What the exercise asks :: Repeat the records below exactly, leaving out any pictures.

Supplied entries ::
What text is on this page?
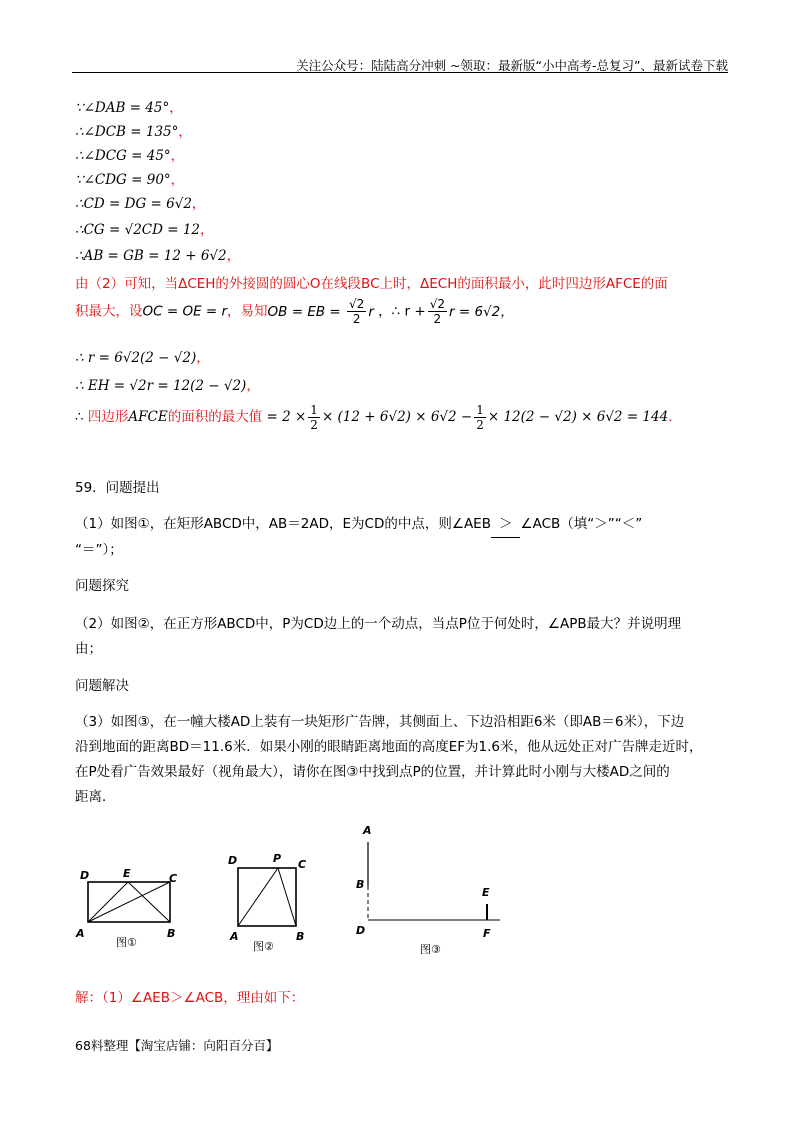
关注公众号：陆陆高分冲刺 ~领取：最新版“小中高考-总复习”、最新试卷下载
∵∠DAB = 45°，
∴∠DCB = 135°，
∴∠DCG = 45°，
∵∠CDG = 90°，
∴CD = DG = 6√2，
∴CG = √2CD = 12，
∴AB = GB = 12 + 6√2，
由（2）可知，当ΔCEH的外接圆的圆心O在线段BC上时，ΔECH的面积最小，此时四边形AFCE的面
积最大，设OC = OE = r，易知OB = EB = $\frac{√2}{2}$ r ，∴ $r + \frac{√2}{2}$ r = 6√2，
∴ r = 6√2(2 − √2)，
∴ EH = √2r = 12(2 − √2)，
∴ 四边形AFCE的面积的最大值 = $2 \times \frac{1}{2} \times (12 + 6√2) \times 6√2 - \frac{1}{2} \times 12(2 - √2) \times 6√2 = 144$．
59．问题提出
（1）如图①，在矩形ABCD中，AB＝2AD，E为CD的中点，则∠AEB ＞ ∠ACB（填“＞”“＜”
“＝”）；
问题探究
（2）如图②，在正方形ABCD中，P为CD边上的一个动点，当点P位于何处时，∠APB最大？并说明理
由；
问题解决
（3）如图③，在一幢大楼AD上装有一块矩形广告牌，其侧面上、下边沿相距6米（即AB＝6米），下边
沿到地面的距离BD＝11.6米．如果小刚的眼睛距离地面的高度EF为1.6米，他从远处正对广告牌走近时，
在P处看广告效果最好（视角最大），请你在图③中找到点P的位置，并计算此时小刚与大楼AD之间的
距离．
D	E	C
A	B
图①
D	P C
A	B
图②
A
B
D
E
F
图③
解：（1）∠AEB＞∠ACB，理由如下：
68料整理【淘宝店铺：向阳百分百】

The output ::
What text is on this page?
关注公众号：陆陆高分冲刺 ~领取：最新版“小中高考-总复习”、最新试卷下载
∵∠DAB = 45°，
∴∠DCB = 135°，
∴∠DCG = 45°，
∵∠CDG = 90°，
∴CD = DG = 6√2，
∴CG = √2CD = 12，
∴AB = GB = 12 + 6√2，
由（2）可知，当ΔCEH的外接圆的圆心O在线段BC上时，ΔECH的面积最小，此时四边形AFCE的面
积最大，设OC = OE = r，易知OB = EB = $\frac{√2}{2}$ r ，∴ $r + \frac{√2}{2}$ r = 6√2，
∴ r = 6√2(2 − √2)，
∴ EH = √2r = 12(2 − √2)，
∴ 四边形AFCE的面积的最大值 = $2 \times \frac{1}{2} \times (12 + 6√2) \times 6√2 - \frac{1}{2} \times 12(2 - √2) \times 6√2 = 144$．
59．问题提出
（1）如图①，在矩形ABCD中，AB＝2AD，E为CD的中点，则∠AEB ＞ ∠ACB（填“＞”“＜”
“＝”）；
问题探究
（2）如图②，在正方形ABCD中，P为CD边上的一个动点，当点P位于何处时，∠APB最大？并说明理
由；
问题解决
（3）如图③，在一幢大楼AD上装有一块矩形广告牌，其侧面上、下边沿相距6米（即AB＝6米），下边
沿到地面的距离BD＝11.6米．如果小刚的眼睛距离地面的高度EF为1.6米，他从远处正对广告牌走近时，
在P处看广告效果最好（视角最大），请你在图③中找到点P的位置，并计算此时小刚与大楼AD之间的
距离．
D	E	C
A	B
图①
D	P C
A	B
图②
A
B
D
E
F
图③
解：（1）∠AEB＞∠ACB，理由如下：
68料整理【淘宝店铺：向阳百分百】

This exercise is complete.